Scan the data for "name" and copy the lines it appears in.

----------------------------------------

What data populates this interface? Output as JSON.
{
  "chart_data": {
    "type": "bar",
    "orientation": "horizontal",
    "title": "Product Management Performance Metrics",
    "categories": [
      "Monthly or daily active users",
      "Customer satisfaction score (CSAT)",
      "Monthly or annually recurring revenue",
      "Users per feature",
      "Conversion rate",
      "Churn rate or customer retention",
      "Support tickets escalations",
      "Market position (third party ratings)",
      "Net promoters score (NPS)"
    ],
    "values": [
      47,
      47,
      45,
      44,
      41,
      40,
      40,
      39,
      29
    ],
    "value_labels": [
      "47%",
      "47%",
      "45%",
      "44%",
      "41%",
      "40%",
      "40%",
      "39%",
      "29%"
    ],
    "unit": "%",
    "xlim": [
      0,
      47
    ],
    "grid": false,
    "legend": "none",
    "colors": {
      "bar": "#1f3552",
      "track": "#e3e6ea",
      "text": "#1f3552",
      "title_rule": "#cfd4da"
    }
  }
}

----------------------------------------

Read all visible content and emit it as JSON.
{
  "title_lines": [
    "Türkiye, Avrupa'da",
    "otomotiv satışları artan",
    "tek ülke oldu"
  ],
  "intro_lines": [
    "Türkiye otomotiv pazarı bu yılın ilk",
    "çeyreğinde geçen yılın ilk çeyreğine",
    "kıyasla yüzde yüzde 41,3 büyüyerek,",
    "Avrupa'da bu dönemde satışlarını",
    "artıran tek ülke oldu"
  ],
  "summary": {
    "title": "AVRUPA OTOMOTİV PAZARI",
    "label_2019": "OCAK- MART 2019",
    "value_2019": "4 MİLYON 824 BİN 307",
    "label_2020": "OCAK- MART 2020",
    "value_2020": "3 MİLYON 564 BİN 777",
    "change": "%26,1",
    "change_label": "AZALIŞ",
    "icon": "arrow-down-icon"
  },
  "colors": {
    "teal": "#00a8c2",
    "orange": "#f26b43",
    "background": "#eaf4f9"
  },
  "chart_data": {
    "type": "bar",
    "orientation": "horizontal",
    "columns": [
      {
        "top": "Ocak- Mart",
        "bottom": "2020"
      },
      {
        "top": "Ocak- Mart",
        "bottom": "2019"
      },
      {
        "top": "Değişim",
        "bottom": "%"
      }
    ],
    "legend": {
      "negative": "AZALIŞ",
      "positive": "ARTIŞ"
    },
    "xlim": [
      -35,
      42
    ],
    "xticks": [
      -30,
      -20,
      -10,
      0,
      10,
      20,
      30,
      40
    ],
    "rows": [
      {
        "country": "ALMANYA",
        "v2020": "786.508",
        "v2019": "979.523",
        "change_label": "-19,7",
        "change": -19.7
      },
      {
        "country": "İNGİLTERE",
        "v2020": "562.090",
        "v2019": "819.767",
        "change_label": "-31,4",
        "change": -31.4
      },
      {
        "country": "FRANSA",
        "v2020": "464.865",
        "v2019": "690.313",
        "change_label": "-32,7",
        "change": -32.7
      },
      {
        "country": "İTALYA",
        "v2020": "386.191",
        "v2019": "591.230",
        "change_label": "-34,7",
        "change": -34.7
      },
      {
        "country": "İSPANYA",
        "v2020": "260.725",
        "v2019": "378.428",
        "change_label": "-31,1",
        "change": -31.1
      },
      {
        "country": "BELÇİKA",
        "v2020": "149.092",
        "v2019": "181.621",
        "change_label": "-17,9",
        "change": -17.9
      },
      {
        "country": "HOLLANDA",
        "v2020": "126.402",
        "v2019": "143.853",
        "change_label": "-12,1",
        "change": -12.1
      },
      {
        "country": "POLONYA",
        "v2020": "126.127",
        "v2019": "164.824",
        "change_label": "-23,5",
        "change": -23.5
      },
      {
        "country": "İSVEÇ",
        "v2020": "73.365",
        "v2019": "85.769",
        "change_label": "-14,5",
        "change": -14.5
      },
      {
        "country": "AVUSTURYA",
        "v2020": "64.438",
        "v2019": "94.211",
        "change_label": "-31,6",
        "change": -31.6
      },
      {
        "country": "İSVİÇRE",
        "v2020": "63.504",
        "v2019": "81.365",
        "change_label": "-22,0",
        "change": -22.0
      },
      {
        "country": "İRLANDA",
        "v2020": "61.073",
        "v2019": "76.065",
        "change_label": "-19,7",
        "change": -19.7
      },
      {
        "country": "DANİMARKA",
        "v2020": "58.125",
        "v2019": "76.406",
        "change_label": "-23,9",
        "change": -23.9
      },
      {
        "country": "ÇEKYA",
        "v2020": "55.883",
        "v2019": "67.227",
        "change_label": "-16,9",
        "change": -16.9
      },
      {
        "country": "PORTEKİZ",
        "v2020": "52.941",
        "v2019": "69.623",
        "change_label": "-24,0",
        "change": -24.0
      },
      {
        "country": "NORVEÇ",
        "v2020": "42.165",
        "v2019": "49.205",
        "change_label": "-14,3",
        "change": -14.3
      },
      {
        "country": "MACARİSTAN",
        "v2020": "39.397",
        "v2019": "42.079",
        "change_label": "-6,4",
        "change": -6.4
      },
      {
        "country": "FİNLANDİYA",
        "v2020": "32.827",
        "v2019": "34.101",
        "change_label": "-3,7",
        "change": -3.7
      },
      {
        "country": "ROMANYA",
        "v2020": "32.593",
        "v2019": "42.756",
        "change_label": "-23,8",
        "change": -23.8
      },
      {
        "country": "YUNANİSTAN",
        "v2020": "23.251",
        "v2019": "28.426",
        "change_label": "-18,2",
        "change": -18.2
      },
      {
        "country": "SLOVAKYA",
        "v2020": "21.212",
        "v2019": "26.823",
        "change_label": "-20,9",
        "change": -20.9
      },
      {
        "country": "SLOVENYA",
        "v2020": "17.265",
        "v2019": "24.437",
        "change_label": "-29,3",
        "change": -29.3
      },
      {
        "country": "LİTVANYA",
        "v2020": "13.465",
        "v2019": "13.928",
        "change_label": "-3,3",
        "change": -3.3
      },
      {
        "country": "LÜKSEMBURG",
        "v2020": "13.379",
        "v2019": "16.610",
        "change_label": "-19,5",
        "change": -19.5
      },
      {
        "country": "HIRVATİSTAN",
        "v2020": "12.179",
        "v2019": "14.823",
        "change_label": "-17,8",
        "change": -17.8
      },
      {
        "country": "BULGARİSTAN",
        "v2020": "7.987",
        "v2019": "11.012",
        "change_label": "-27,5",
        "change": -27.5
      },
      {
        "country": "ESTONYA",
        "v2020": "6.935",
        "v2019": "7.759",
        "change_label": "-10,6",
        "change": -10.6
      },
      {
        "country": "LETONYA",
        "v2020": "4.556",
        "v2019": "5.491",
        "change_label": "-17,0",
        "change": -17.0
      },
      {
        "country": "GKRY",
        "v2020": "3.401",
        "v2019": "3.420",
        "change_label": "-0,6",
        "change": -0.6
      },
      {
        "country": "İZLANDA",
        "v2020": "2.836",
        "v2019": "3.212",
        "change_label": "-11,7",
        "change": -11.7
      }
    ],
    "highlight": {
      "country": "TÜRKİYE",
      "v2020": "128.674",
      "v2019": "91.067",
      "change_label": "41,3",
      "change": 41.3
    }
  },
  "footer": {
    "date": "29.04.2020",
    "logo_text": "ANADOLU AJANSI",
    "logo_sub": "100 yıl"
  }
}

----------------------------------------

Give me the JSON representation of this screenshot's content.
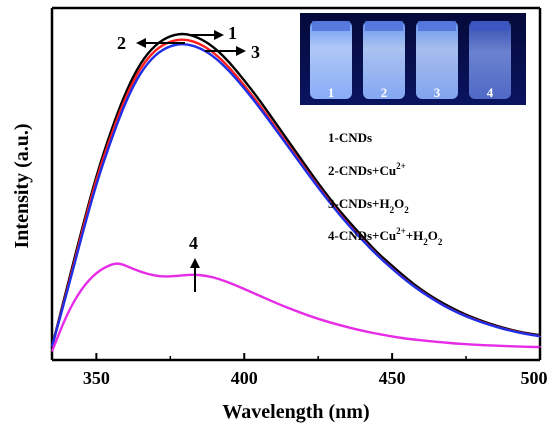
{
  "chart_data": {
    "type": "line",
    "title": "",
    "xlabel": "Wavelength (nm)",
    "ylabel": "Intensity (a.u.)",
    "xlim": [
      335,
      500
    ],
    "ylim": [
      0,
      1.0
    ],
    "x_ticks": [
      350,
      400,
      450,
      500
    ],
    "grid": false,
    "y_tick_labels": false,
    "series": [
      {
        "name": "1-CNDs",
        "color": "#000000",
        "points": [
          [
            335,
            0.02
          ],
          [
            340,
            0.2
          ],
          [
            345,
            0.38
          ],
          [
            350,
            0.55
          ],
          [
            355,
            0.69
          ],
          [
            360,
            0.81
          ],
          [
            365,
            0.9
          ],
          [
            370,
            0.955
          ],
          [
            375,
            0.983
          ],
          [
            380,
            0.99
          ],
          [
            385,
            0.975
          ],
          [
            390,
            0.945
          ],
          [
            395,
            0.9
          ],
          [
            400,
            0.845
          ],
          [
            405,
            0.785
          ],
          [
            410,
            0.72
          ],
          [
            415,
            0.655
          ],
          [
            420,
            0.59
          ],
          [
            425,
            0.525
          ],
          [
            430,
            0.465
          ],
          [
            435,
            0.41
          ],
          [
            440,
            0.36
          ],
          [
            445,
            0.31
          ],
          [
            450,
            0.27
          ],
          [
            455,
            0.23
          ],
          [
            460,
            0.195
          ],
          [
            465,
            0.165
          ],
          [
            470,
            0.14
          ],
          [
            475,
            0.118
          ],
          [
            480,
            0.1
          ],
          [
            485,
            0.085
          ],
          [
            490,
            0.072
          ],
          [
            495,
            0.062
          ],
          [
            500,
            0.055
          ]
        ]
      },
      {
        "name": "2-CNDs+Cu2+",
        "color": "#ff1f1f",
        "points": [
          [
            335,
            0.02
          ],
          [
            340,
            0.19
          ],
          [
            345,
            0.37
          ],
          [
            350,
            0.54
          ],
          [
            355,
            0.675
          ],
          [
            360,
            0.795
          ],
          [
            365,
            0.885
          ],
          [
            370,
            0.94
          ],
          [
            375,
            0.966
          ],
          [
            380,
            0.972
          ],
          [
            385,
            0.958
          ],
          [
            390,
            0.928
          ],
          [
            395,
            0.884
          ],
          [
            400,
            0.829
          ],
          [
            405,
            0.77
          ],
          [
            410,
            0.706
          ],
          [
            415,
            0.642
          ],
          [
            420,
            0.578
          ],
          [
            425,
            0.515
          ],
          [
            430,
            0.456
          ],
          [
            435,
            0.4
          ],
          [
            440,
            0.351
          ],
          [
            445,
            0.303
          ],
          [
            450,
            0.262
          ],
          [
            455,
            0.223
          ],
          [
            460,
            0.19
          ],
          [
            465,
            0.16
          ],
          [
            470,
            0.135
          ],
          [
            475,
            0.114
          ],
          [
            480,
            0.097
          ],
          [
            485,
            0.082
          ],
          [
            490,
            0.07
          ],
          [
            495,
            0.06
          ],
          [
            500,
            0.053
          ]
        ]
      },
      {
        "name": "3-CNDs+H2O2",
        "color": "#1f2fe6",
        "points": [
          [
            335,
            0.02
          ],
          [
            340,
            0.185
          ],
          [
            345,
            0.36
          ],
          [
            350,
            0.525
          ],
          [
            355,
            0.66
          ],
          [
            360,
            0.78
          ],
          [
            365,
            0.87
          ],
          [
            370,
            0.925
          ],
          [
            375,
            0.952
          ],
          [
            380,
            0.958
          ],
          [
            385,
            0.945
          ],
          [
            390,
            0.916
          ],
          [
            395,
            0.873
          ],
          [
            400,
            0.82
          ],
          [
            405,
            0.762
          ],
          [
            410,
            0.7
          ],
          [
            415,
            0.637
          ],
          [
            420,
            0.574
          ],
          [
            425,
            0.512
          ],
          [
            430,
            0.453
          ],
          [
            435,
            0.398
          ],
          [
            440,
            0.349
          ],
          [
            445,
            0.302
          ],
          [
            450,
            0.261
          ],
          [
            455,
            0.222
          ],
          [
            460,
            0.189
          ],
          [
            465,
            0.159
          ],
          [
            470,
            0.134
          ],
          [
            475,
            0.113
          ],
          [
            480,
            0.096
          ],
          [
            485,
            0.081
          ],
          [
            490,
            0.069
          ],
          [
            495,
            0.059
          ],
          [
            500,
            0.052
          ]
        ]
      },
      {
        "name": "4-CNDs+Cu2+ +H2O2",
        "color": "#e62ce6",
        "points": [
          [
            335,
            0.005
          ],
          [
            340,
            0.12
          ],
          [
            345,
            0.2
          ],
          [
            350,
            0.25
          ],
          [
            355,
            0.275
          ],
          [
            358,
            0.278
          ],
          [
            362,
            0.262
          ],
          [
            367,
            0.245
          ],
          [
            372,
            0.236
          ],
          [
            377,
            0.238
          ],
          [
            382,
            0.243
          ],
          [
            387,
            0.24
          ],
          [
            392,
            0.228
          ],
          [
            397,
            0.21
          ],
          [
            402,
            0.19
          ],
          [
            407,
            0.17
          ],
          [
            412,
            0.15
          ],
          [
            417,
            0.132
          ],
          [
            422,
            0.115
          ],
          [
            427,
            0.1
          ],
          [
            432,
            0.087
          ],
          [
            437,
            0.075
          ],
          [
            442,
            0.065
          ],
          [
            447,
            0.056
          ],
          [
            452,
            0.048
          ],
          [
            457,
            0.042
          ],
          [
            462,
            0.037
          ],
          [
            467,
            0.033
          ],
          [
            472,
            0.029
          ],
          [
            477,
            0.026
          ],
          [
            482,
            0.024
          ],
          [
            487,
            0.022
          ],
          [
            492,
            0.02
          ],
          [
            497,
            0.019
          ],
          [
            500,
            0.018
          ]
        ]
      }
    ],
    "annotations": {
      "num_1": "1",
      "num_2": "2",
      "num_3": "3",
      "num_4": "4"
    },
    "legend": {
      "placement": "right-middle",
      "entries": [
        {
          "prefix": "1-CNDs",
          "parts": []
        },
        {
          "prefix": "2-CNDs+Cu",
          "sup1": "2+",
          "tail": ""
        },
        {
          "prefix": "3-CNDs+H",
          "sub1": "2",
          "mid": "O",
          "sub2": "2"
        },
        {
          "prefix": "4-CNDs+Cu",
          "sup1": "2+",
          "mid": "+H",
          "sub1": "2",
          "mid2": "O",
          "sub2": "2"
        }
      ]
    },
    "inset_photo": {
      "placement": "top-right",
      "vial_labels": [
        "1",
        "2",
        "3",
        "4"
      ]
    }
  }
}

----------------------------------------

**Solution:**
        "name": "1-CNDs",
        "name": "2-CNDs+Cu2+",
        "name": "3-CNDs+H2O2",
        "name": "4-CNDs+Cu2+ +H2O2",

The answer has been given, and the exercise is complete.